◆ Set problem ◆
In the data below, find each line containing the string "Improvement" and return it.

++++++

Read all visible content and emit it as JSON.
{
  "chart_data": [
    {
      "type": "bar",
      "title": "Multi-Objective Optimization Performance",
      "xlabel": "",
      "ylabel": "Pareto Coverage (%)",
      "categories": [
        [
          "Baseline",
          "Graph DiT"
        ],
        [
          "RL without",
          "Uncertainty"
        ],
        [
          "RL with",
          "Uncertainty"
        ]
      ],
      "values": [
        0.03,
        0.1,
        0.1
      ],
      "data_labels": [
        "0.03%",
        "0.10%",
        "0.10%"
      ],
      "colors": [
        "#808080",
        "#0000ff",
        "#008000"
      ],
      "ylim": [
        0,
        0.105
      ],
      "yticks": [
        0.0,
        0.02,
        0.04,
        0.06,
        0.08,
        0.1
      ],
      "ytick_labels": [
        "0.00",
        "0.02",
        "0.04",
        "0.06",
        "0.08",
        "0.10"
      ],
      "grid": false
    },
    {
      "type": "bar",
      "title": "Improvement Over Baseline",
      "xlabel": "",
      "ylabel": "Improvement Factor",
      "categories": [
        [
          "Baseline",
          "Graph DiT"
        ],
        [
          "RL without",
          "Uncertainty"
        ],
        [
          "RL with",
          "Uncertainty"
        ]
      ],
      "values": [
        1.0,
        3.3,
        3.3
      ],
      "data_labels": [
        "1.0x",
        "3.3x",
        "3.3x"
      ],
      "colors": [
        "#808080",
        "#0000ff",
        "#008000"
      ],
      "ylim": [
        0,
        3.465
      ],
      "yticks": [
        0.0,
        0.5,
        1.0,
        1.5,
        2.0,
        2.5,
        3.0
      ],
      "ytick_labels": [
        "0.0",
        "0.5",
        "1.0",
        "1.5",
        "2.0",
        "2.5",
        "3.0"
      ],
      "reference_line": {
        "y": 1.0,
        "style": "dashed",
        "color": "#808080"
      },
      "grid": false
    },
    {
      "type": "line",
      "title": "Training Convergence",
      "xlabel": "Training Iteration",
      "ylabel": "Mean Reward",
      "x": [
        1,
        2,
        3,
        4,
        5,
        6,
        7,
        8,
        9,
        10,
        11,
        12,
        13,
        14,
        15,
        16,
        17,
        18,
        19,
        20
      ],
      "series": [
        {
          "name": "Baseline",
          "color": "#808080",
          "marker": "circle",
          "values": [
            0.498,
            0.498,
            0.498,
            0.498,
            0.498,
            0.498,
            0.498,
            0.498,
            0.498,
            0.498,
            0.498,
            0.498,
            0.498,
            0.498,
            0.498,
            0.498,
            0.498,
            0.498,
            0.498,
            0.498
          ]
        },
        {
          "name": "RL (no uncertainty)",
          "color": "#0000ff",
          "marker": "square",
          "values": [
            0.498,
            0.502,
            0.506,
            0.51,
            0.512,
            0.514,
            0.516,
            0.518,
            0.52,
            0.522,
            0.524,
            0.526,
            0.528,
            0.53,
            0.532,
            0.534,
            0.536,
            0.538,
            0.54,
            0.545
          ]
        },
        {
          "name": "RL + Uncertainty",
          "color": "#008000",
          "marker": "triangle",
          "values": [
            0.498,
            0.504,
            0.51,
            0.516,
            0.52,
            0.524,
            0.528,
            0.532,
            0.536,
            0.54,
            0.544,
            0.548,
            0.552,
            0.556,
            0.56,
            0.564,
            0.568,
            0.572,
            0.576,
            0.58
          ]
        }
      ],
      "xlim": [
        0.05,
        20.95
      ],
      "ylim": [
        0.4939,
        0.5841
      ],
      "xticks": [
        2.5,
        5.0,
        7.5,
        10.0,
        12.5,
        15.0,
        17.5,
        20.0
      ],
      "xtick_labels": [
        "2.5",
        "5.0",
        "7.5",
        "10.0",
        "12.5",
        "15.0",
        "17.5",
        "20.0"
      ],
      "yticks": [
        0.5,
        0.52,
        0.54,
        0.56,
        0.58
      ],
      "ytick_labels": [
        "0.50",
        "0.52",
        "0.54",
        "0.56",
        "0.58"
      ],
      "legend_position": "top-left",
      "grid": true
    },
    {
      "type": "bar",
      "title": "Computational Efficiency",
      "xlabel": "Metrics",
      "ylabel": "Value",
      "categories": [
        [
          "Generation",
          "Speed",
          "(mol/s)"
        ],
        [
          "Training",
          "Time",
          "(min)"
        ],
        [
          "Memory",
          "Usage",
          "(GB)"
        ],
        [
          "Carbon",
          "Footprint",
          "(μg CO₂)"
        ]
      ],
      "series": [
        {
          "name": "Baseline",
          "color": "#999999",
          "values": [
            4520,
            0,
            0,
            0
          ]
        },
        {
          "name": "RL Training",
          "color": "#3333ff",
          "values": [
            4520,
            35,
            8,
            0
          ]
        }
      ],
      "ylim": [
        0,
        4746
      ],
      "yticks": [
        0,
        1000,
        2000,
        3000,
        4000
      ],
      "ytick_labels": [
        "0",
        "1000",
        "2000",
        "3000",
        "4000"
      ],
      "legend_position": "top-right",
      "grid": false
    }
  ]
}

++++++

◆ The result ◆
      "title": "Improvement Over Baseline",
      "ylabel": "Improvement Factor",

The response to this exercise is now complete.